### Texte à lire
*****
Le parc hôtelier va du sans étoile au 4 étoiles luxe, avec, pour les plus récents, des 200 chambres et plus. Pour Jean-Marie Attard, président de l’Umih 65 et propriétaire de l’hôtel des Rosiers, plusieurs challenges. D’abord le développement ‘anarchique’ des résidences hôtelières. "Des lits froids, qui ne correspondent pas aux attentes de la clientèle et ne génèrent quasiment pas d’emplois. Multiplier aussi  l’hébergement sans prendre en compte ce qui existe déjà n’est pas bon" estime ce professionnel dont l’objectif est avant tout de répondre à la demande. "Nous avons une clientèle gentille, qui vient parfois de très loin et qui économise souvent tout au long de l’année pour passer seulement quelques heures ici. Cette clientèle vient en groupe dans sa grosse majorité. La moyenne des séjours est de trois jours mais certains reviennent tous les ans ou tous les deux ans. Ce ne sont pas n’ont plus des gens à pouvoir d’achat important". Rencontré par hasard dans le hall de l’hôtel des Rosiers, François Fouyet, directeur du pèlerinage Voir Ensemble, dédié aux mal et non voyants. La discussion porte très vite sur les normes d’accessibilité. L’homme sourit. "On va imposer des panneaux en braille dans les ascenseurs… Alors que seulement 5% des non voyants lisent le braille… Et la moitié lisent le braille total et l’autre moitié le braille abrégé. Va-t-on vraiment améliorer les choses pour eux ? Je préfèrerais davantage de bon sens : par exemple, un mobilier fixé pour que les aveugles trouvent leurs repères, une chambre sans aspérité." Dans son établissement, Jean-Marie Attard a changé des lustres pour des plafonniers. Un détail pour le confort des non-voyants. L’accessibilité, à Lourdes, on connaît au quotidien. Et pourtant, ici aussi, un certain nombre d’hôtels doivent investir pour entrer dans le prochain cahier des charges sur l’accessibilité. Pour quelques uns, la transmission pose vraiment problème. Vendre, on peut. Mais pour des jeunes repreneurs, le coût des travaux se révèle un obstacle, voire un renoncement. Jean-Marie Attard soupire et revient sur les résidences hôtelières et les chambres d’hôtes "qui bénéficient d’une réglementation beaucoup moins contraignantes alors qu’elles font le même métier que nous." Pour ce responsable syndical, la reconnaissance de la saisonnalité est également un combat aigu. "Etre saisonnier n’est pas un choix. Il correspond à un environnement."
*****
### Consigne écrite 1
Selon le texte sur l'hôtellerie à Lourdes, quelle est la durée moyenne des séjours de la clientèle ?
### Consigne écrite 2
Recopiez mot pour mot, s'il vous plaît, les lignes des données fournies, de celle qui contient « live-console-card: Live Console » jusqu'à celle qui contient « browser-tab-bar: Greystone × », ces deux lignes comprises.

### Données fournies
*****
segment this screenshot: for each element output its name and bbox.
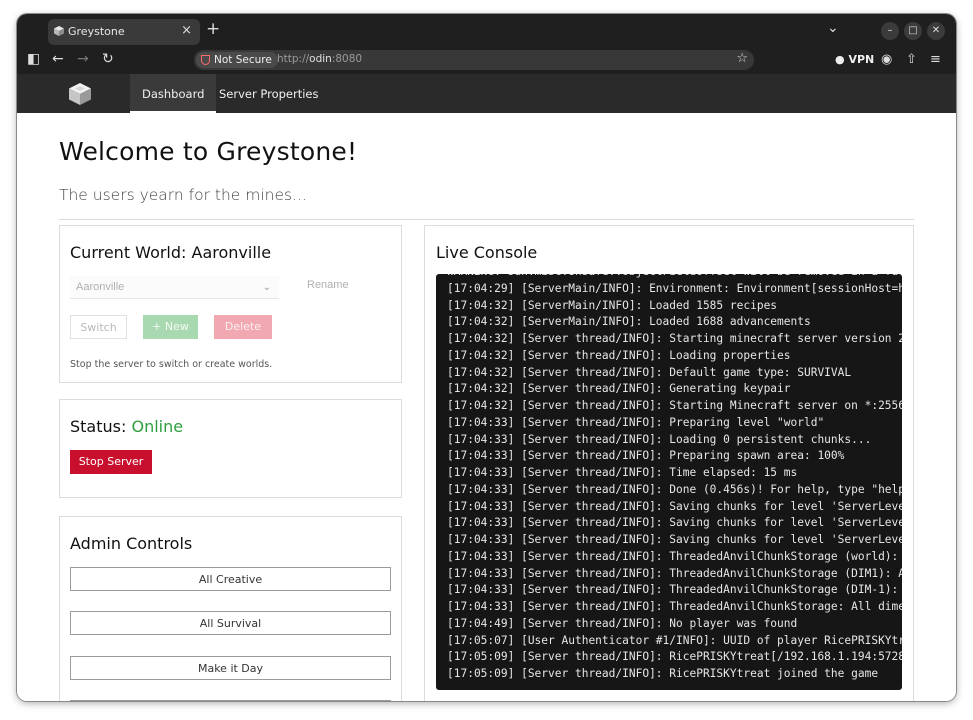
live-console-card: Live Console WARNING: sun.misc.Unsafe::o… — [424, 225, 914, 701]
console-line: [17:04:33] [Server thread/INFO]: Threade… — [447, 583, 902, 597]
admin-heading: Admin Controls — [70, 534, 193, 553]
browser-tab[interactable]: Greystone × — [48, 19, 200, 45]
console-output[interactable]: WARNING: sun.misc.Unsafe::objectFieldOff… — [436, 274, 902, 690]
console-line: [17:05:09] [Server thread/INFO]: RicePRI… — [447, 667, 879, 680]
address-bar[interactable]: Not Secure http://odin:8080 ☆ — [194, 50, 754, 70]
console-heading: Live Console — [436, 243, 538, 262]
browser-tab-bar: Greystone × + ⌄ – □ ✕ — [17, 14, 956, 48]
tab-close-icon[interactable]: × — [181, 23, 192, 38]
all-survival-button[interactable]: All Survival — [70, 611, 391, 635]
world-select-value: Aaronville — [76, 281, 125, 293]
nav-server-properties[interactable]: Server Properties — [207, 74, 331, 113]
console-line: [17:04:33] [Server thread/INFO]: Saving … — [447, 533, 902, 546]
account-icon[interactable]: ◉ — [881, 52, 892, 67]
console-line: [17:04:33] [Server thread/INFO]: Threade… — [447, 600, 902, 613]
console-line: [17:04:29] [ServerMain/INFO]: Environmen… — [447, 281, 902, 295]
stop-server-button[interactable]: Stop Server — [70, 450, 152, 474]
tab-title: Greystone — [68, 25, 125, 38]
console-line: [17:04:49] [Server thread/INFO]: No play… — [447, 616, 798, 630]
new-world-button[interactable]: + New — [143, 315, 198, 339]
console-line: [17:04:33] [Server thread/INFO]: Threade… — [447, 566, 902, 580]
close-window-icon[interactable]: ✕ — [927, 22, 945, 40]
new-tab-icon[interactable]: + — [206, 19, 220, 39]
make-it-day-button[interactable]: Make it Day — [70, 656, 391, 680]
world-heading-prefix: Current World: — [70, 243, 192, 262]
status-value: Online — [131, 417, 184, 436]
switch-button[interactable]: Switch — [70, 315, 127, 339]
console-line: [17:04:32] [Server thread/INFO]: Default… — [447, 365, 852, 379]
tab-list-chevron-icon[interactable]: ⌄ — [827, 20, 839, 36]
security-badge[interactable]: Not Secure — [196, 52, 278, 68]
chevron-down-icon: ⌄ — [262, 282, 271, 293]
console-line: [17:04:32] [ServerMain/INFO]: Loaded 168… — [447, 315, 811, 329]
divider — [59, 219, 914, 220]
world-card-heading: Current World: Aaronville — [70, 243, 271, 262]
reload-icon[interactable]: ↻ — [102, 51, 114, 67]
admin-action-button[interactable] — [70, 700, 391, 701]
world-select[interactable]: Aaronville ⌄ — [70, 276, 279, 299]
url-port: :8080 — [331, 53, 363, 65]
browser-toolbar: ◧ ← → ↻ Not Secure http://odin:8080 ☆ ● … — [17, 48, 956, 75]
status-card: Status: Online Stop Server — [59, 399, 402, 498]
console-line: WARNING: sun.misc.Unsafe::objectFieldOff… — [436, 274, 902, 281]
world-card: Current World: Aaronville Aaronville ⌄ R… — [59, 225, 402, 383]
console-line: [17:04:33] [Server thread/INFO]: Prepari… — [447, 449, 845, 463]
console-line: [17:04:32] [Server thread/INFO]: Generat… — [447, 382, 791, 396]
admin-controls-card: Admin Controls All Creative All Survival… — [59, 516, 402, 701]
url-host: odin — [309, 53, 332, 65]
extensions-icon[interactable]: ⇧ — [906, 52, 917, 67]
url-scheme: http:// — [277, 53, 310, 65]
console-line: [17:04:33] [Server thread/INFO]: Saving … — [447, 499, 902, 513]
url-text[interactable]: http://odin:8080 — [277, 53, 362, 65]
console-line: [17:04:32] [Server thread/INFO]: Startin… — [447, 332, 902, 345]
vpn-label: VPN — [848, 53, 875, 66]
console-line: [17:04:32] [Server thread/INFO]: Loading… — [447, 348, 791, 362]
console-line: [17:04:33] [Server thread/INFO]: Threade… — [447, 549, 902, 563]
console-line: [17:04:33] [Server thread/INFO]: Loading… — [447, 432, 872, 446]
page-subtitle: The users yearn for the mines... — [59, 186, 307, 204]
app-navbar: Dashboard Server Properties — [17, 74, 956, 113]
bookmark-star-icon[interactable]: ☆ — [736, 51, 748, 66]
security-label: Not Secure — [214, 54, 272, 66]
console-line: [17:04:33] [Server thread/INFO]: Saving … — [447, 516, 902, 530]
forward-arrow-icon[interactable]: → — [77, 51, 89, 67]
console-lines: WARNING: sun.misc.Unsafe::objectFieldOff… — [436, 274, 902, 683]
browser-window: Greystone × + ⌄ – □ ✕ ◧ ← → ↻ Not Secure… — [17, 14, 956, 701]
status-heading: Status: Online — [70, 417, 183, 436]
shield-icon — [201, 55, 210, 65]
world-hint-text: Stop the server to switch or create worl… — [70, 359, 273, 370]
console-line: [17:04:33] [Server thread/INFO]: Done (0… — [447, 482, 902, 496]
console-line: [17:05:07] [User Authenticator #1/INFO]:… — [447, 633, 902, 647]
sidebar-toggle-icon[interactable]: ◧ — [27, 51, 40, 67]
menu-icon[interactable]: ≡ — [930, 52, 941, 67]
main-content: Welcome to Greystone! The users yearn fo… — [17, 113, 956, 701]
delete-world-button[interactable]: Delete — [214, 315, 272, 339]
console-line: [17:04:33] [Server thread/INFO]: Time el… — [447, 466, 798, 479]
vpn-button[interactable]: ● VPN — [835, 53, 874, 66]
maximize-icon[interactable]: □ — [904, 22, 922, 40]
page-title: Welcome to Greystone! — [59, 137, 358, 166]
rename-button[interactable]: Rename — [307, 279, 349, 291]
nav-dashboard[interactable]: Dashboard — [130, 74, 217, 113]
greystone-logo-icon[interactable] — [68, 82, 92, 106]
minimize-icon[interactable]: – — [881, 22, 899, 40]
world-name: Aaronville — [191, 243, 272, 262]
console-line: [17:04:32] [Server thread/INFO]: Startin… — [447, 399, 902, 412]
back-arrow-icon[interactable]: ← — [52, 51, 64, 67]
all-creative-button[interactable]: All Creative — [70, 567, 391, 591]
console-line: [17:05:09] [Server thread/INFO]: RicePRI… — [447, 650, 902, 664]
cube-favicon-icon — [54, 26, 64, 36]
console-line: [17:04:33] [Server thread/INFO]: Prepari… — [447, 415, 825, 429]
status-heading-prefix: Status: — [70, 417, 132, 436]
console-line: [17:04:32] [ServerMain/INFO]: Loaded 158… — [447, 298, 778, 312]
*****
### Réponse attendue 1
La moyenne des séjours est de trois jours.

### Réponse attendue 2
live-console-card: Live Console WARNING: sun.misc.Unsafe::o… — [424, 225, 914, 701]
console-line: [17:04:33] [Server thread/INFO]: Threade… — [447, 583, 902, 597]
admin-heading: Admin Controls — [70, 534, 193, 553]
browser-tab[interactable]: Greystone × — [48, 19, 200, 45]
console-output[interactable]: WARNING: sun.misc.Unsafe::objectFieldOff… — [436, 274, 902, 690]
console-line: [17:05:09] [Server thread/INFO]: RicePRI… — [447, 667, 879, 680]
address-bar[interactable]: Not Secure http://odin:8080 ☆ — [194, 50, 754, 70]
console-heading: Live Console — [436, 243, 538, 262]
browser-tab-bar: Greystone × + ⌄ – □ ✕ — [17, 14, 956, 48]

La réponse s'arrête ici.